## EXERCISE GOAL:
Write out the entire listing below exactly as it appears, minus any pictures.

(Dataset entries)
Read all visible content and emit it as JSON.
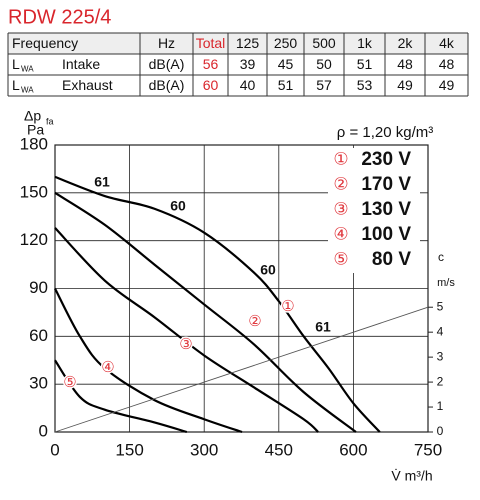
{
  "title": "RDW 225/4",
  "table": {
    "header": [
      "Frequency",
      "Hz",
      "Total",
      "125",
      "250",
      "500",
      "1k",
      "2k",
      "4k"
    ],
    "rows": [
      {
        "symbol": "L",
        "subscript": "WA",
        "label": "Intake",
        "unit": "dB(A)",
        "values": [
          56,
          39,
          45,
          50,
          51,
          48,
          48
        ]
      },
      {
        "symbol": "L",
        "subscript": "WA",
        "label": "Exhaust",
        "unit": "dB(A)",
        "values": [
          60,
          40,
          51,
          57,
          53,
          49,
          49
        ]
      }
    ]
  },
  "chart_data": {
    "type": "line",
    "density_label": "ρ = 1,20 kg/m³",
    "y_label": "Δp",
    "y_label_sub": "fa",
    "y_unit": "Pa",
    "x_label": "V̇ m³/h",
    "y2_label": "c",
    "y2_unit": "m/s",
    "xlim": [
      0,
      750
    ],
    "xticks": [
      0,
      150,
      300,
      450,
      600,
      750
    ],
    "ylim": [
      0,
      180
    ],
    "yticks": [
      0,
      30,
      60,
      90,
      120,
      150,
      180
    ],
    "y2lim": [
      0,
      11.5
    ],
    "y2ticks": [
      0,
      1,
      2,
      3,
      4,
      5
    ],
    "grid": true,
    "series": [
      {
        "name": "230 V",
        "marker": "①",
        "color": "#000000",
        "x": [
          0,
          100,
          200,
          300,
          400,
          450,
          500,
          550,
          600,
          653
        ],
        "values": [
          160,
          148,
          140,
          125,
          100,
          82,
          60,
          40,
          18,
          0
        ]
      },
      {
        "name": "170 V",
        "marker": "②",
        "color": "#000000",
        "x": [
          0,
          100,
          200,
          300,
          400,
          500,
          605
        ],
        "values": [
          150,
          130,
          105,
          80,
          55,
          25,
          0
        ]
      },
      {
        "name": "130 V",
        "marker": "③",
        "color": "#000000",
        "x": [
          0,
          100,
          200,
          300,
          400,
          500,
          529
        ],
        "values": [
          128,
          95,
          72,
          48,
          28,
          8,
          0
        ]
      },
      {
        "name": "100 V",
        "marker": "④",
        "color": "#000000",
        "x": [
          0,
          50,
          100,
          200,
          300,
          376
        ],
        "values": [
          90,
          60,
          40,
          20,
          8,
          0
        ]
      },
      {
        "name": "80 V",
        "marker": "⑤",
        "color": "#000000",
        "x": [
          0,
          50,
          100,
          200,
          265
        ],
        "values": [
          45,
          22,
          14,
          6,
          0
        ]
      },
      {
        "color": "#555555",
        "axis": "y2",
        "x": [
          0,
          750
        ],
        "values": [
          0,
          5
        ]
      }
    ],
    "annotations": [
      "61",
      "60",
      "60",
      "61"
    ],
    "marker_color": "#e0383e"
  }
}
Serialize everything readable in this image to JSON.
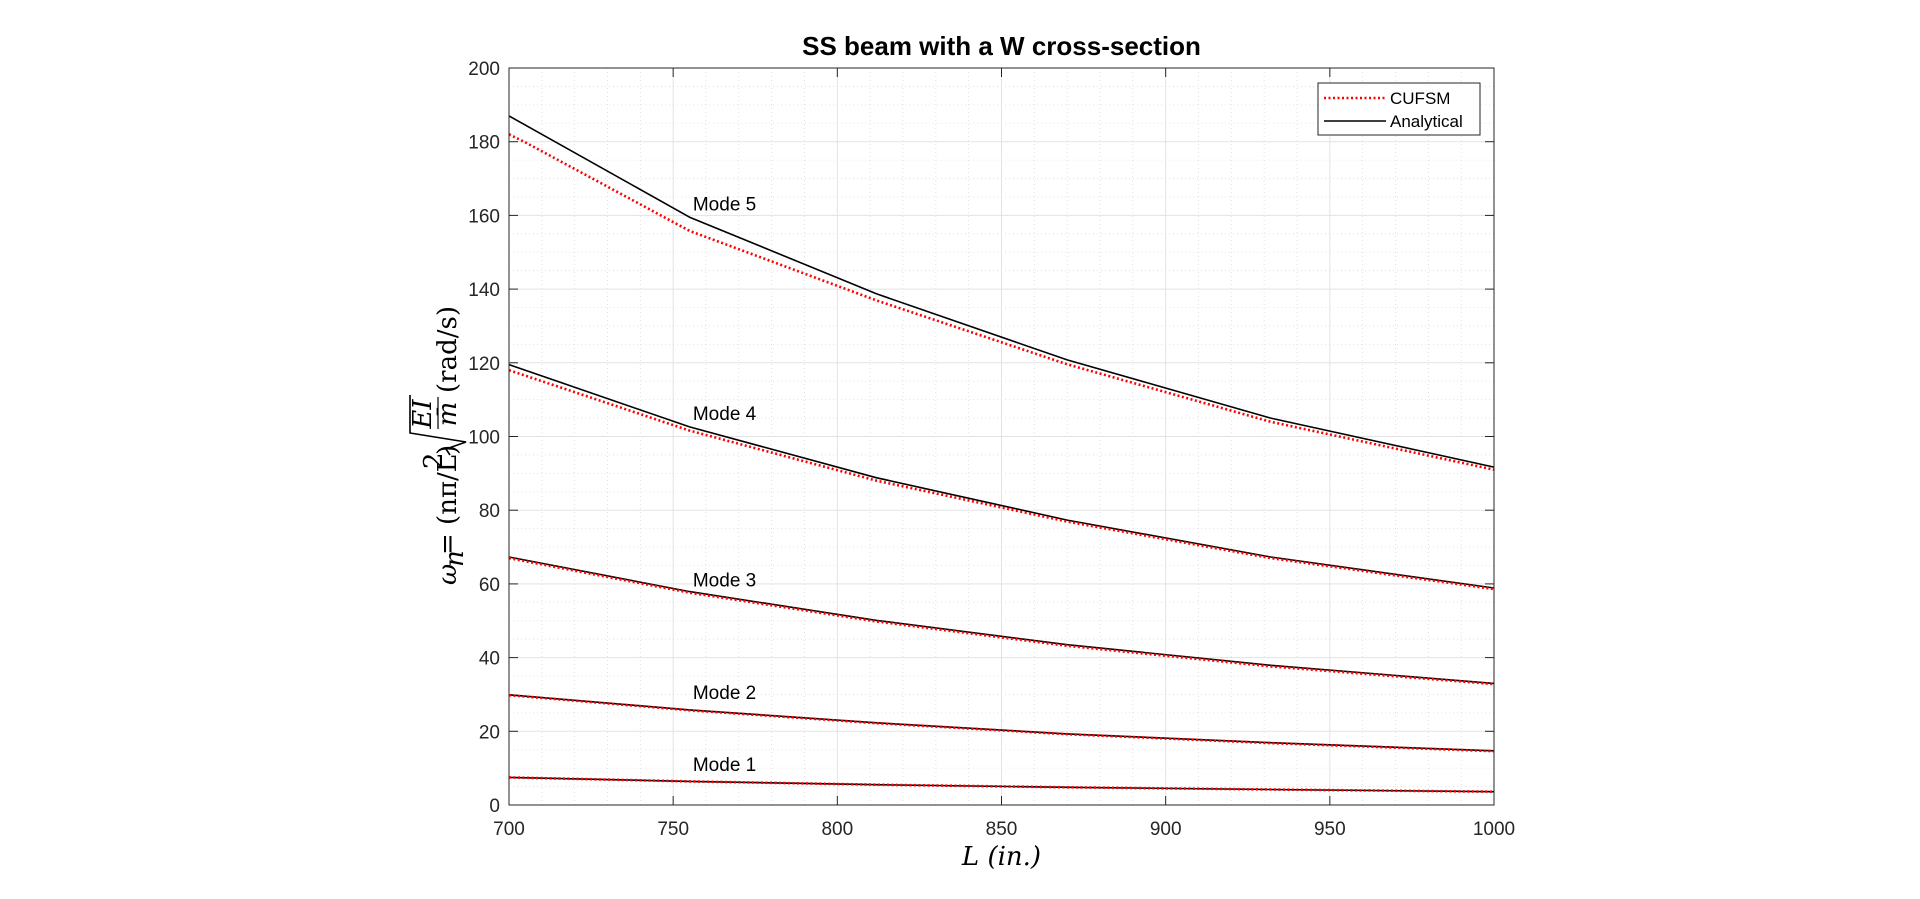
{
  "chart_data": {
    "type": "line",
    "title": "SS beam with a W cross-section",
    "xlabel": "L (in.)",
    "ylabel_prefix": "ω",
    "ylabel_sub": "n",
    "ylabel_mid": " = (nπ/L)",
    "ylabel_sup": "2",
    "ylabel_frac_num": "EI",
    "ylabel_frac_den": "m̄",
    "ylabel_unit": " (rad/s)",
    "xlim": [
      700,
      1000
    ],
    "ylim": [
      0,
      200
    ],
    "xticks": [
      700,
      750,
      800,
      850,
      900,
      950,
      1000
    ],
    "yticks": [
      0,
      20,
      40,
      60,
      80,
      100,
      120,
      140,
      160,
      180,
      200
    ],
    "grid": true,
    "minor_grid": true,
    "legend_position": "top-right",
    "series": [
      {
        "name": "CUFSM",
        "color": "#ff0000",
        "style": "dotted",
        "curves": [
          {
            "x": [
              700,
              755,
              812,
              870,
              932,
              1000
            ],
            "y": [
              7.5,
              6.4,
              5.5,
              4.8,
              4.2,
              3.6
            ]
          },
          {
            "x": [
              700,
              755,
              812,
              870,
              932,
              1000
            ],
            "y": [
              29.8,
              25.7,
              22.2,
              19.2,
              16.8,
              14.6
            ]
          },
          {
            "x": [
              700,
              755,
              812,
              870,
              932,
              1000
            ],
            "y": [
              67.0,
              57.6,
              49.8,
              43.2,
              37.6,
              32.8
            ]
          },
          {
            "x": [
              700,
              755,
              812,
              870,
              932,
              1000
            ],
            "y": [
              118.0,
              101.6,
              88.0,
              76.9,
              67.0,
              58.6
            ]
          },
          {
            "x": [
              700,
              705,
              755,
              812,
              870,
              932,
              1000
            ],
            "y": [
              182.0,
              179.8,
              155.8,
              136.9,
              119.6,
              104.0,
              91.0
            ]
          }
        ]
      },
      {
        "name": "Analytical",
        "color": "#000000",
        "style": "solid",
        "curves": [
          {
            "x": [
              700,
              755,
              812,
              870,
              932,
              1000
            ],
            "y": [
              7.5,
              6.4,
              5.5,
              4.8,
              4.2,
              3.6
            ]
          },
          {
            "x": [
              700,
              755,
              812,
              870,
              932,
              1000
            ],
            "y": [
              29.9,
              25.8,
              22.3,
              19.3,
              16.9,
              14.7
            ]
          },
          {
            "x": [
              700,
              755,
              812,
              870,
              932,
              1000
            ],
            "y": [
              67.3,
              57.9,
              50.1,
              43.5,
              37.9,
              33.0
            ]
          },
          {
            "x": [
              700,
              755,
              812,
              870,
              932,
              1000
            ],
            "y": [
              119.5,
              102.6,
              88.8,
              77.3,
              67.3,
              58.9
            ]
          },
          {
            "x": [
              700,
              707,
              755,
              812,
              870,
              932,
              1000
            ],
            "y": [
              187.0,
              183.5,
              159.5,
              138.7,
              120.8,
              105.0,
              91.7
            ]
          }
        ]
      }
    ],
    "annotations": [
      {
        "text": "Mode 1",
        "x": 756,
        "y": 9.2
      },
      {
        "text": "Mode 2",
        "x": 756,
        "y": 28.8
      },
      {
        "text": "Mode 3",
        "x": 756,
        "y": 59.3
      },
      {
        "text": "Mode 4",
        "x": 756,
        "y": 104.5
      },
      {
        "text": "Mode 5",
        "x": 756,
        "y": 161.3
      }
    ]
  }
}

## THE RESPONSE:
Read all visible content and emit it as JSON.
{
  "title": "RDW 225/4",
  "table": {
    "header": [
      "Frequency",
      "Hz",
      "Total",
      "125",
      "250",
      "500",
      "1k",
      "2k",
      "4k"
    ],
    "rows": [
      {
        "symbol": "L",
        "subscript": "WA",
        "label": "Intake",
        "unit": "dB(A)",
        "values": [
          56,
          39,
          45,
          50,
          51,
          48,
          48
        ]
      },
      {
        "symbol": "L",
        "subscript": "WA",
        "label": "Exhaust",
        "unit": "dB(A)",
        "values": [
          60,
          40,
          51,
          57,
          53,
          49,
          49
        ]
      }
    ]
  },
  "chart_data": {
    "type": "line",
    "density_label": "ρ = 1,20 kg/m³",
    "y_label": "Δp",
    "y_label_sub": "fa",
    "y_unit": "Pa",
    "x_label": "V̇ m³/h",
    "y2_label": "c",
    "y2_unit": "m/s",
    "xlim": [
      0,
      750
    ],
    "xticks": [
      0,
      150,
      300,
      450,
      600,
      750
    ],
    "ylim": [
      0,
      180
    ],
    "yticks": [
      0,
      30,
      60,
      90,
      120,
      150,
      180
    ],
    "y2lim": [
      0,
      11.5
    ],
    "y2ticks": [
      0,
      1,
      2,
      3,
      4,
      5
    ],
    "grid": true,
    "series": [
      {
        "name": "230 V",
        "marker": "①",
        "color": "#000000",
        "x": [
          0,
          100,
          200,
          300,
          400,
          450,
          500,
          550,
          600,
          653
        ],
        "values": [
          160,
          148,
          140,
          125,
          100,
          82,
          60,
          40,
          18,
          0
        ]
      },
      {
        "name": "170 V",
        "marker": "②",
        "color": "#000000",
        "x": [
          0,
          100,
          200,
          300,
          400,
          500,
          605
        ],
        "values": [
          150,
          130,
          105,
          80,
          55,
          25,
          0
        ]
      },
      {
        "name": "130 V",
        "marker": "③",
        "color": "#000000",
        "x": [
          0,
          100,
          200,
          300,
          400,
          500,
          529
        ],
        "values": [
          128,
          95,
          72,
          48,
          28,
          8,
          0
        ]
      },
      {
        "name": "100 V",
        "marker": "④",
        "color": "#000000",
        "x": [
          0,
          50,
          100,
          200,
          300,
          376
        ],
        "values": [
          90,
          60,
          40,
          20,
          8,
          0
        ]
      },
      {
        "name": "80 V",
        "marker": "⑤",
        "color": "#000000",
        "x": [
          0,
          50,
          100,
          200,
          265
        ],
        "values": [
          45,
          22,
          14,
          6,
          0
        ]
      },
      {
        "color": "#555555",
        "axis": "y2",
        "x": [
          0,
          750
        ],
        "values": [
          0,
          5
        ]
      }
    ],
    "annotations": [
      "61",
      "60",
      "60",
      "61"
    ],
    "marker_color": "#e0383e"
  }
}
Serialize everything readable in this image to JSON.
{
  "chart_data": {
    "type": "line",
    "title": "SS beam with a W cross-section",
    "xlabel": "L (in.)",
    "ylabel_prefix": "ω",
    "ylabel_sub": "n",
    "ylabel_mid": " = (nπ/L)",
    "ylabel_sup": "2",
    "ylabel_frac_num": "EI",
    "ylabel_frac_den": "m̄",
    "ylabel_unit": " (rad/s)",
    "xlim": [
      700,
      1000
    ],
    "ylim": [
      0,
      200
    ],
    "xticks": [
      700,
      750,
      800,
      850,
      900,
      950,
      1000
    ],
    "yticks": [
      0,
      20,
      40,
      60,
      80,
      100,
      120,
      140,
      160,
      180,
      200
    ],
    "grid": true,
    "minor_grid": true,
    "legend_position": "top-right",
    "series": [
      {
        "name": "CUFSM",
        "color": "#ff0000",
        "style": "dotted",
        "curves": [
          {
            "x": [
              700,
              755,
              812,
              870,
              932,
              1000
            ],
            "y": [
              7.5,
              6.4,
              5.5,
              4.8,
              4.2,
              3.6
            ]
          },
          {
            "x": [
              700,
              755,
              812,
              870,
              932,
              1000
            ],
            "y": [
              29.8,
              25.7,
              22.2,
              19.2,
              16.8,
              14.6
            ]
          },
          {
            "x": [
              700,
              755,
              812,
              870,
              932,
              1000
            ],
            "y": [
              67.0,
              57.6,
              49.8,
              43.2,
              37.6,
              32.8
            ]
          },
          {
            "x": [
              700,
              755,
              812,
              870,
              932,
              1000
            ],
            "y": [
              118.0,
              101.6,
              88.0,
              76.9,
              67.0,
              58.6
            ]
          },
          {
            "x": [
              700,
              705,
              755,
              812,
              870,
              932,
              1000
            ],
            "y": [
              182.0,
              179.8,
              155.8,
              136.9,
              119.6,
              104.0,
              91.0
            ]
          }
        ]
      },
      {
        "name": "Analytical",
        "color": "#000000",
        "style": "solid",
        "curves": [
          {
            "x": [
              700,
              755,
              812,
              870,
              932,
              1000
            ],
            "y": [
              7.5,
              6.4,
              5.5,
              4.8,
              4.2,
              3.6
            ]
          },
          {
            "x": [
              700,
              755,
              812,
              870,
              932,
              1000
            ],
            "y": [
              29.9,
              25.8,
              22.3,
              19.3,
              16.9,
              14.7
            ]
          },
          {
            "x": [
              700,
              755,
              812,
              870,
              932,
              1000
            ],
            "y": [
              67.3,
              57.9,
              50.1,
              43.5,
              37.9,
              33.0
            ]
          },
          {
            "x": [
              700,
              755,
              812,
              870,
              932,
              1000
            ],
            "y": [
              119.5,
              102.6,
              88.8,
              77.3,
              67.3,
              58.9
            ]
          },
          {
            "x": [
              700,
              707,
              755,
              812,
              870,
              932,
              1000
            ],
            "y": [
              187.0,
              183.5,
              159.5,
              138.7,
              120.8,
              105.0,
              91.7
            ]
          }
        ]
      }
    ],
    "annotations": [
      {
        "text": "Mode 1",
        "x": 756,
        "y": 9.2
      },
      {
        "text": "Mode 2",
        "x": 756,
        "y": 28.8
      },
      {
        "text": "Mode 3",
        "x": 756,
        "y": 59.3
      },
      {
        "text": "Mode 4",
        "x": 756,
        "y": 104.5
      },
      {
        "text": "Mode 5",
        "x": 756,
        "y": 161.3
      }
    ]
  }
}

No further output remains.